▶ **WHAT THE TASK ASKS**
Type out all the records word for word. Any pictures are to be left out.

--- EXTRACTED INFORMATION ---

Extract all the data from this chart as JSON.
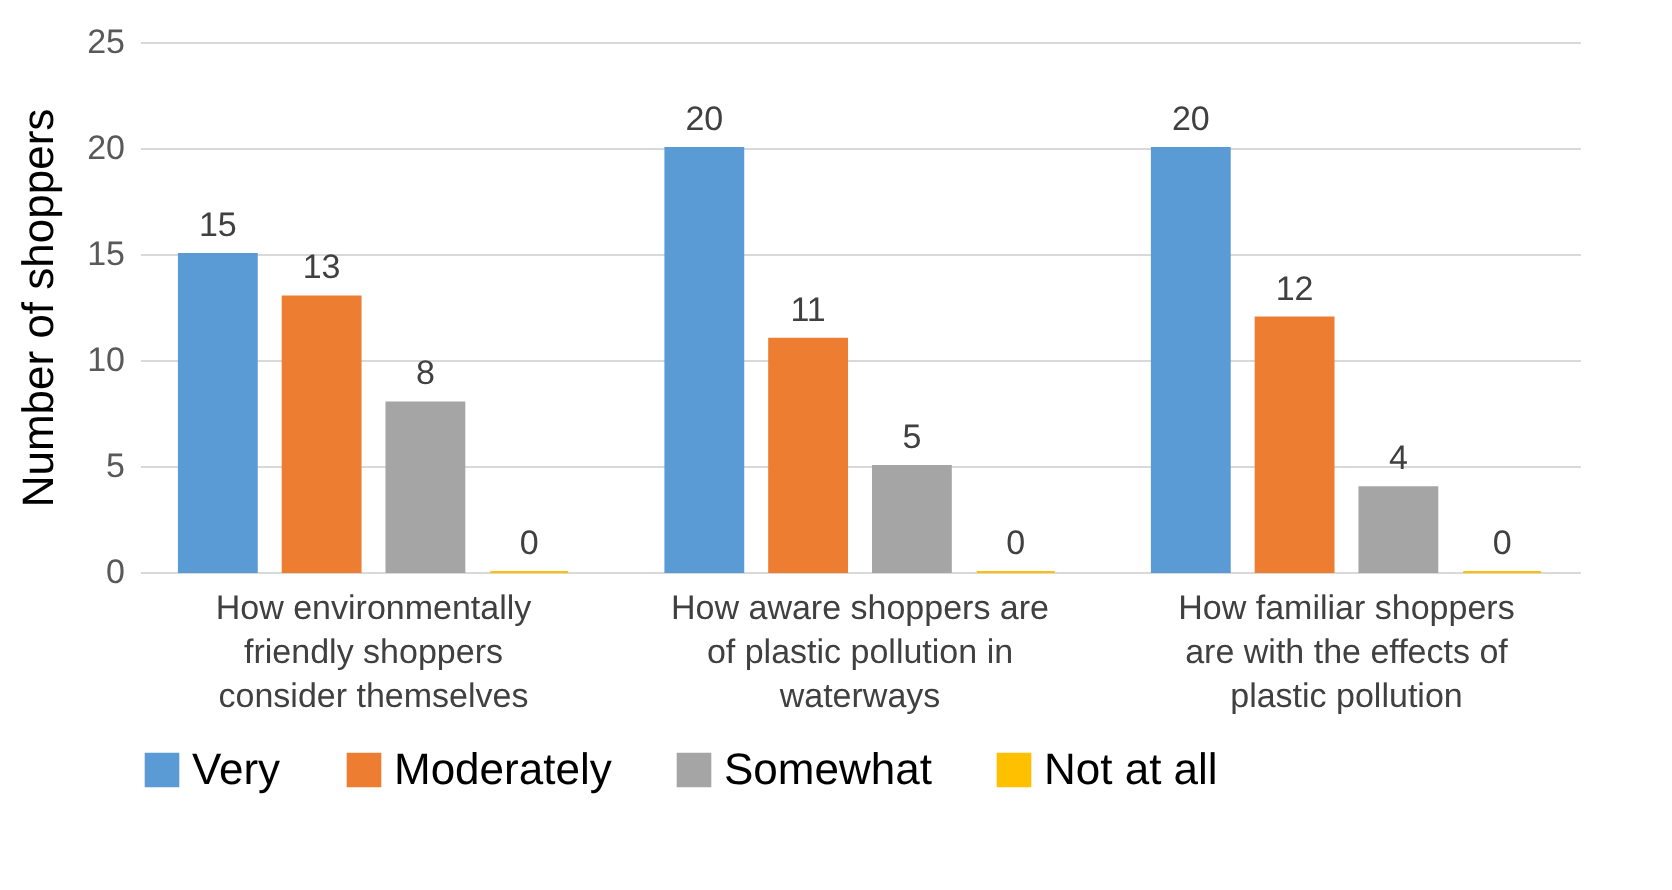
{
  "chart_data": {
    "type": "bar",
    "ylabel": "Number of shoppers",
    "categories": [
      "How environmentally friendly shoppers consider themselves",
      "How aware shoppers are of plastic pollution in waterways",
      "How familiar shoppers are with the effects of plastic pollution"
    ],
    "series": [
      {
        "name": "Very",
        "color": "#5b9bd5",
        "values": [
          15,
          20,
          20
        ]
      },
      {
        "name": "Moderately",
        "color": "#ed7d31",
        "values": [
          13,
          11,
          12
        ]
      },
      {
        "name": "Somewhat",
        "color": "#a5a5a5",
        "values": [
          8,
          5,
          4
        ]
      },
      {
        "name": "Not at all",
        "color": "#ffc000",
        "values": [
          0,
          0,
          0
        ]
      }
    ],
    "ylim": [
      0,
      25
    ],
    "yticks": [
      0,
      5,
      10,
      15,
      20,
      25
    ],
    "grid": "y",
    "legend": "bottom",
    "data_labels": true
  }
}
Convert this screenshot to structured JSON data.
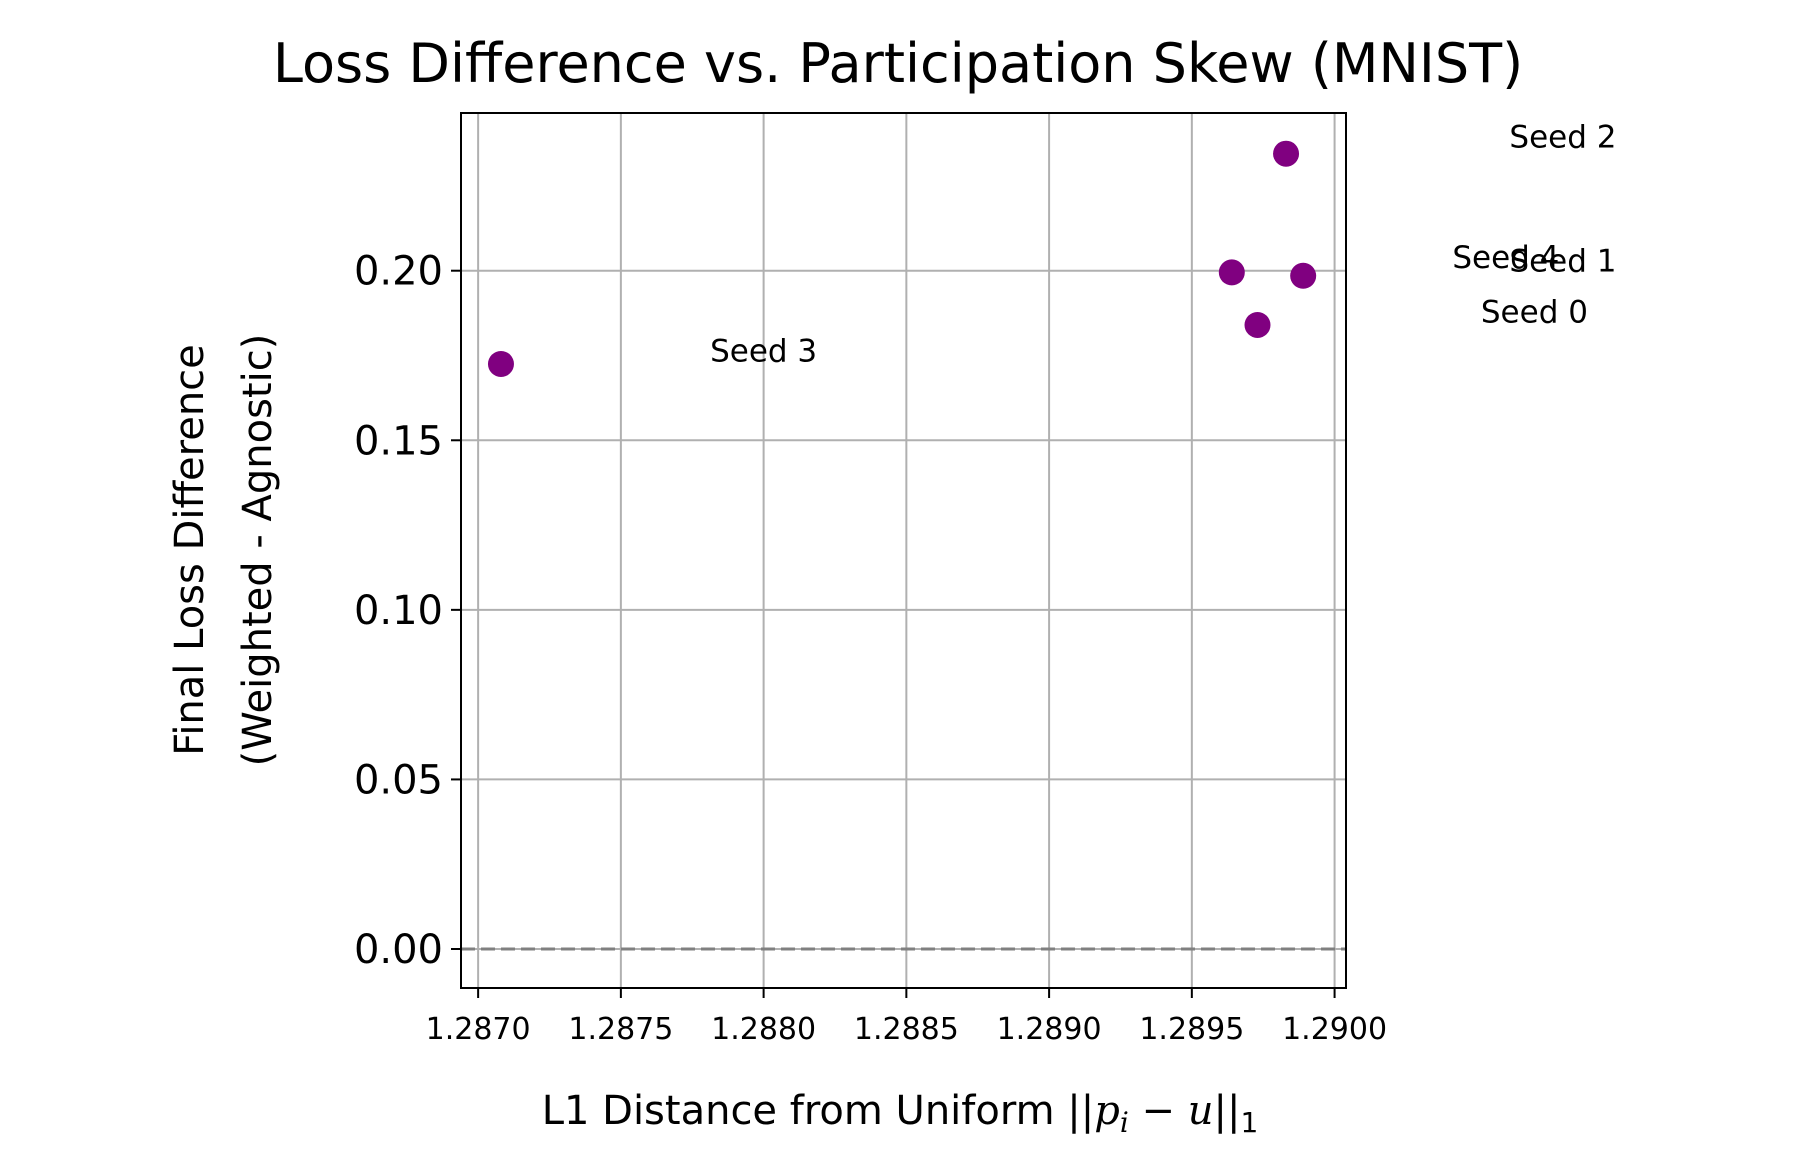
{
  "chart_data": {
    "type": "scatter",
    "title": "Loss Difference vs. Participation Skew (MNIST)",
    "xlabel": "L1 Distance from Uniform ||p_i − u||₁",
    "xlabel_parts": {
      "prefix": "L1 Distance from Uniform ",
      "p": "p",
      "i": "i",
      "minus": " − ",
      "u": "u",
      "sub": "1"
    },
    "ylabel_lines": [
      "Final Loss Difference",
      "(Weighted - Agnostic)"
    ],
    "xlim": [
      1.28694,
      1.29004
    ],
    "ylim": [
      -0.0115,
      0.2465
    ],
    "x_ticks": [
      1.287,
      1.2875,
      1.288,
      1.2885,
      1.289,
      1.2895,
      1.29
    ],
    "x_tick_labels": [
      "1.2870",
      "1.2875",
      "1.2880",
      "1.2885",
      "1.2890",
      "1.2895",
      "1.2900"
    ],
    "y_ticks": [
      0.0,
      0.05,
      0.1,
      0.15,
      0.2
    ],
    "y_tick_labels": [
      "0.00",
      "0.05",
      "0.10",
      "0.15",
      "0.20"
    ],
    "grid": true,
    "reference_line": {
      "y": 0.0,
      "style": "dashed",
      "color": "#808080"
    },
    "marker_color": "#800080",
    "points": [
      {
        "label": "Seed 0",
        "x": 1.28973,
        "y": 0.184,
        "label_x": 1.2907,
        "label_y": 0.188
      },
      {
        "label": "Seed 1",
        "x": 1.28989,
        "y": 0.1985,
        "label_x": 1.2908,
        "label_y": 0.203
      },
      {
        "label": "Seed 2",
        "x": 1.28983,
        "y": 0.2345,
        "label_x": 1.2908,
        "label_y": 0.2395
      },
      {
        "label": "Seed 3",
        "x": 1.28708,
        "y": 0.1725,
        "label_x": 1.288,
        "label_y": 0.1765
      },
      {
        "label": "Seed 4",
        "x": 1.28964,
        "y": 0.1995,
        "label_x": 1.2906,
        "label_y": 0.204
      }
    ]
  }
}
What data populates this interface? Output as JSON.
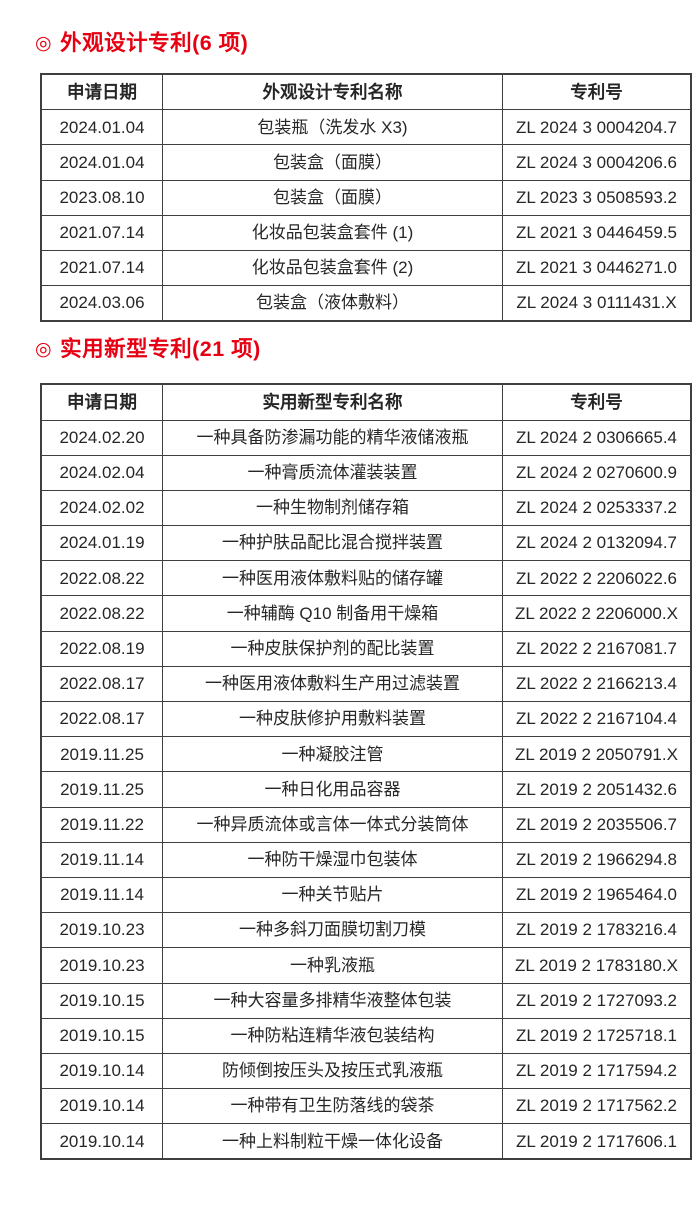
{
  "page": {
    "background": "#ffffff",
    "accent_red": "#e60012",
    "text_color": "#262626",
    "border_color": "#3f3f3f"
  },
  "sections": [
    {
      "bullet": "◎",
      "title": "外观设计专利(6 项)",
      "headers": [
        "申请日期",
        "外观设计专利名称",
        "专利号"
      ],
      "rows": [
        {
          "date": "2024.01.04",
          "name": "包装瓶（洗发水 X3)",
          "number": "ZL 2024 3 0004204.7"
        },
        {
          "date": "2024.01.04",
          "name": "包装盒（面膜）",
          "number": "ZL 2024 3 0004206.6"
        },
        {
          "date": "2023.08.10",
          "name": "包装盒（面膜）",
          "number": "ZL 2023 3 0508593.2"
        },
        {
          "date": "2021.07.14",
          "name": "化妆品包装盒套件 (1)",
          "number": "ZL 2021 3 0446459.5"
        },
        {
          "date": "2021.07.14",
          "name": "化妆品包装盒套件 (2)",
          "number": "ZL 2021 3 0446271.0"
        },
        {
          "date": "2024.03.06",
          "name": "包装盒（液体敷料）",
          "number": "ZL 2024 3 0111431.X"
        }
      ]
    },
    {
      "bullet": "◎",
      "title": "实用新型专利(21 项)",
      "headers": [
        "申请日期",
        "实用新型专利名称",
        "专利号"
      ],
      "rows": [
        {
          "date": "2024.02.20",
          "name": "一种具备防渗漏功能的精华液储液瓶",
          "number": "ZL 2024 2 0306665.4"
        },
        {
          "date": "2024.02.04",
          "name": "一种膏质流体灌装装置",
          "number": "ZL 2024 2 0270600.9"
        },
        {
          "date": "2024.02.02",
          "name": "一种生物制剂储存箱",
          "number": "ZL 2024 2 0253337.2"
        },
        {
          "date": "2024.01.19",
          "name": "一种护肤品配比混合搅拌装置",
          "number": "ZL 2024 2 0132094.7"
        },
        {
          "date": "2022.08.22",
          "name": "一种医用液体敷料贴的储存罐",
          "number": "ZL 2022 2 2206022.6"
        },
        {
          "date": "2022.08.22",
          "name": "一种辅酶 Q10 制备用干燥箱",
          "number": "ZL 2022 2 2206000.X"
        },
        {
          "date": "2022.08.19",
          "name": "一种皮肤保护剂的配比装置",
          "number": "ZL 2022 2 2167081.7"
        },
        {
          "date": "2022.08.17",
          "name": "一种医用液体敷料生产用过滤装置",
          "number": "ZL 2022 2 2166213.4"
        },
        {
          "date": "2022.08.17",
          "name": "一种皮肤修护用敷料装置",
          "number": "ZL 2022 2 2167104.4"
        },
        {
          "date": "2019.11.25",
          "name": "一种凝胶注管",
          "number": "ZL 2019 2 2050791.X"
        },
        {
          "date": "2019.11.25",
          "name": "一种日化用品容器",
          "number": "ZL 2019 2 2051432.6"
        },
        {
          "date": "2019.11.22",
          "name": "一种异质流体或言体一体式分装筒体",
          "number": "ZL 2019 2 2035506.7"
        },
        {
          "date": "2019.11.14",
          "name": "一种防干燥湿巾包装体",
          "number": "ZL 2019 2 1966294.8"
        },
        {
          "date": "2019.11.14",
          "name": "一种关节贴片",
          "number": "ZL 2019 2 1965464.0"
        },
        {
          "date": "2019.10.23",
          "name": "一种多斜刀面膜切割刀模",
          "number": "ZL 2019 2 1783216.4"
        },
        {
          "date": "2019.10.23",
          "name": "一种乳液瓶",
          "number": "ZL 2019 2 1783180.X"
        },
        {
          "date": "2019.10.15",
          "name": "一种大容量多排精华液整体包装",
          "number": "ZL 2019 2 1727093.2"
        },
        {
          "date": "2019.10.15",
          "name": "一种防粘连精华液包装结构",
          "number": "ZL 2019 2 1725718.1"
        },
        {
          "date": "2019.10.14",
          "name": "防倾倒按压头及按压式乳液瓶",
          "number": "ZL 2019 2 1717594.2"
        },
        {
          "date": "2019.10.14",
          "name": "一种带有卫生防落线的袋茶",
          "number": "ZL 2019 2 1717562.2"
        },
        {
          "date": "2019.10.14",
          "name": "一种上料制粒干燥一体化设备",
          "number": "ZL 2019 2 1717606.1"
        }
      ]
    }
  ]
}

---

▶ **CORRECT RESULT**
Extract all the data from this chart as JSON.
{
  "chart_data": {
    "type": "bar",
    "ylabel": "Number of shoppers",
    "categories": [
      "How environmentally friendly shoppers consider themselves",
      "How aware shoppers are of plastic pollution in waterways",
      "How familiar shoppers are with the effects of plastic pollution"
    ],
    "series": [
      {
        "name": "Very",
        "color": "#5b9bd5",
        "values": [
          15,
          20,
          20
        ]
      },
      {
        "name": "Moderately",
        "color": "#ed7d31",
        "values": [
          13,
          11,
          12
        ]
      },
      {
        "name": "Somewhat",
        "color": "#a5a5a5",
        "values": [
          8,
          5,
          4
        ]
      },
      {
        "name": "Not at all",
        "color": "#ffc000",
        "values": [
          0,
          0,
          0
        ]
      }
    ],
    "ylim": [
      0,
      25
    ],
    "yticks": [
      0,
      5,
      10,
      15,
      20,
      25
    ],
    "grid": "y",
    "legend": "bottom",
    "data_labels": true
  }
}
Convert this screenshot to structured JSON data.
{
  "chart_data": {
    "type": "scatter",
    "title": "Loss Difference vs. Participation Skew (MNIST)",
    "xlabel": "L1 Distance from Uniform ||p_i − u||₁",
    "xlabel_parts": {
      "prefix": "L1 Distance from Uniform ",
      "p": "p",
      "i": "i",
      "minus": " − ",
      "u": "u",
      "sub": "1"
    },
    "ylabel_lines": [
      "Final Loss Difference",
      "(Weighted - Agnostic)"
    ],
    "xlim": [
      1.28694,
      1.29004
    ],
    "ylim": [
      -0.0115,
      0.2465
    ],
    "x_ticks": [
      1.287,
      1.2875,
      1.288,
      1.2885,
      1.289,
      1.2895,
      1.29
    ],
    "x_tick_labels": [
      "1.2870",
      "1.2875",
      "1.2880",
      "1.2885",
      "1.2890",
      "1.2895",
      "1.2900"
    ],
    "y_ticks": [
      0.0,
      0.05,
      0.1,
      0.15,
      0.2
    ],
    "y_tick_labels": [
      "0.00",
      "0.05",
      "0.10",
      "0.15",
      "0.20"
    ],
    "grid": true,
    "reference_line": {
      "y": 0.0,
      "style": "dashed",
      "color": "#808080"
    },
    "marker_color": "#800080",
    "points": [
      {
        "label": "Seed 0",
        "x": 1.28973,
        "y": 0.184,
        "label_x": 1.2907,
        "label_y": 0.188
      },
      {
        "label": "Seed 1",
        "x": 1.28989,
        "y": 0.1985,
        "label_x": 1.2908,
        "label_y": 0.203
      },
      {
        "label": "Seed 2",
        "x": 1.28983,
        "y": 0.2345,
        "label_x": 1.2908,
        "label_y": 0.2395
      },
      {
        "label": "Seed 3",
        "x": 1.28708,
        "y": 0.1725,
        "label_x": 1.288,
        "label_y": 0.1765
      },
      {
        "label": "Seed 4",
        "x": 1.28964,
        "y": 0.1995,
        "label_x": 1.2906,
        "label_y": 0.204
      }
    ]
  }
}
What data populates this interface? Output as JSON.
{
  "page": {
    "background": "#ffffff",
    "accent_red": "#e60012",
    "text_color": "#262626",
    "border_color": "#3f3f3f"
  },
  "sections": [
    {
      "bullet": "◎",
      "title": "外观设计专利(6 项)",
      "headers": [
        "申请日期",
        "外观设计专利名称",
        "专利号"
      ],
      "rows": [
        {
          "date": "2024.01.04",
          "name": "包装瓶（洗发水 X3)",
          "number": "ZL 2024 3 0004204.7"
        },
        {
          "date": "2024.01.04",
          "name": "包装盒（面膜）",
          "number": "ZL 2024 3 0004206.6"
        },
        {
          "date": "2023.08.10",
          "name": "包装盒（面膜）",
          "number": "ZL 2023 3 0508593.2"
        },
        {
          "date": "2021.07.14",
          "name": "化妆品包装盒套件 (1)",
          "number": "ZL 2021 3 0446459.5"
        },
        {
          "date": "2021.07.14",
          "name": "化妆品包装盒套件 (2)",
          "number": "ZL 2021 3 0446271.0"
        },
        {
          "date": "2024.03.06",
          "name": "包装盒（液体敷料）",
          "number": "ZL 2024 3 0111431.X"
        }
      ]
    },
    {
      "bullet": "◎",
      "title": "实用新型专利(21 项)",
      "headers": [
        "申请日期",
        "实用新型专利名称",
        "专利号"
      ],
      "rows": [
        {
          "date": "2024.02.20",
          "name": "一种具备防渗漏功能的精华液储液瓶",
          "number": "ZL 2024 2 0306665.4"
        },
        {
          "date": "2024.02.04",
          "name": "一种膏质流体灌装装置",
          "number": "ZL 2024 2 0270600.9"
        },
        {
          "date": "2024.02.02",
          "name": "一种生物制剂储存箱",
          "number": "ZL 2024 2 0253337.2"
        },
        {
          "date": "2024.01.19",
          "name": "一种护肤品配比混合搅拌装置",
          "number": "ZL 2024 2 0132094.7"
        },
        {
          "date": "2022.08.22",
          "name": "一种医用液体敷料贴的储存罐",
          "number": "ZL 2022 2 2206022.6"
        },
        {
          "date": "2022.08.22",
          "name": "一种辅酶 Q10 制备用干燥箱",
          "number": "ZL 2022 2 2206000.X"
        },
        {
          "date": "2022.08.19",
          "name": "一种皮肤保护剂的配比装置",
          "number": "ZL 2022 2 2167081.7"
        },
        {
          "date": "2022.08.17",
          "name": "一种医用液体敷料生产用过滤装置",
          "number": "ZL 2022 2 2166213.4"
        },
        {
          "date": "2022.08.17",
          "name": "一种皮肤修护用敷料装置",
          "number": "ZL 2022 2 2167104.4"
        },
        {
          "date": "2019.11.25",
          "name": "一种凝胶注管",
          "number": "ZL 2019 2 2050791.X"
        },
        {
          "date": "2019.11.25",
          "name": "一种日化用品容器",
          "number": "ZL 2019 2 2051432.6"
        },
        {
          "date": "2019.11.22",
          "name": "一种异质流体或言体一体式分装筒体",
          "number": "ZL 2019 2 2035506.7"
        },
        {
          "date": "2019.11.14",
          "name": "一种防干燥湿巾包装体",
          "number": "ZL 2019 2 1966294.8"
        },
        {
          "date": "2019.11.14",
          "name": "一种关节贴片",
          "number": "ZL 2019 2 1965464.0"
        },
        {
          "date": "2019.10.23",
          "name": "一种多斜刀面膜切割刀模",
          "number": "ZL 2019 2 1783216.4"
        },
        {
          "date": "2019.10.23",
          "name": "一种乳液瓶",
          "number": "ZL 2019 2 1783180.X"
        },
        {
          "date": "2019.10.15",
          "name": "一种大容量多排精华液整体包装",
          "number": "ZL 2019 2 1727093.2"
        },
        {
          "date": "2019.10.15",
          "name": "一种防粘连精华液包装结构",
          "number": "ZL 2019 2 1725718.1"
        },
        {
          "date": "2019.10.14",
          "name": "防倾倒按压头及按压式乳液瓶",
          "number": "ZL 2019 2 1717594.2"
        },
        {
          "date": "2019.10.14",
          "name": "一种带有卫生防落线的袋茶",
          "number": "ZL 2019 2 1717562.2"
        },
        {
          "date": "2019.10.14",
          "name": "一种上料制粒干燥一体化设备",
          "number": "ZL 2019 2 1717606.1"
        }
      ]
    }
  ]
}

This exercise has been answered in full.